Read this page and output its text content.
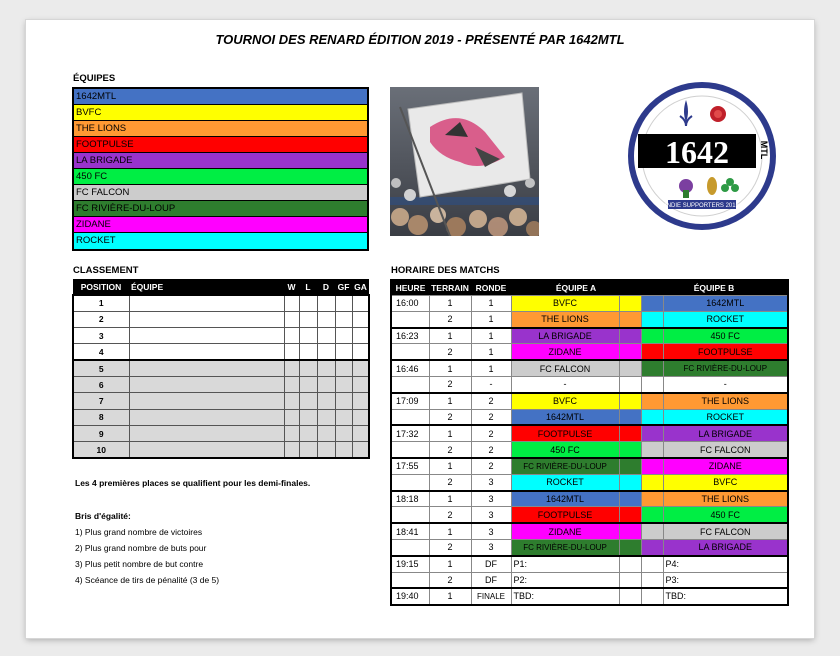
TOURNOI DES RENARD ÉDITION 2019 - PRÉSENTÉ PAR 1642MTL
ÉQUIPES
1642MTL
BVFC
THE LIONS
FOOTPULSE
LA BRIGADE
450 FC
FC FALCON
FC RIVIÈRE-DU-LOUP
ZIDANE
ROCKET
1642	MTL
INDIE SUPPORTERS 2016
CLASSEMENT
POSITION	ÉQUIPE	W	L	D	GF	GA
1						
2						
3						
4						
5						
6						
7						
8						
9						
10						
Les 4 premières places se qualifient pour les demi-finales.
Bris d'égalité:
1) Plus grand nombre de victoires
2) Plus grand nombre de buts pour
3) Plus petit nombre de but contre
4) Scéance de tirs de pénalité (3 de 5)
HORAIRE DES MATCHS
HEURE	TERRAIN	RONDE	ÉQUIPE A		ÉQUIPE B	
16:00	1	1	BVFC			1642MTL
	2	1	THE LIONS			ROCKET
16:23	1	1	LA BRIGADE			450 FC
	2	1	ZIDANE			FOOTPULSE
16:46	1	1	FC FALCON			FC RIVIÈRE-DU-LOUP
	2	-	-			-
17:09	1	2	BVFC			THE LIONS
	2	2	1642MTL			ROCKET
17:32	1	2	FOOTPULSE			LA BRIGADE
	2	2	450 FC			FC FALCON
17:55	1	2	FC RIVIÈRE-DU-LOUP			ZIDANE
	2	3	ROCKET			BVFC
18:18	1	3	1642MTL			THE LIONS
	2	3	FOOTPULSE			450 FC
18:41	1	3	ZIDANE			FC FALCON
	2	3	FC RIVIÈRE-DU-LOUP			LA BRIGADE
19:15	1	DF	P1:			P4:
	2	DF	P2:			P3:
19:40	1	FINALE	TBD:			TBD:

^^^^

#### Exercise requirements
Using the records above, copy each line that contains "FALCON".

#### The output
FC FALCON
16:46	1	1	FC FALCON			FC RIVIÈRE-DU-LOUP
	2	2	450 FC			FC FALCON
18:41	1	3	ZIDANE			FC FALCON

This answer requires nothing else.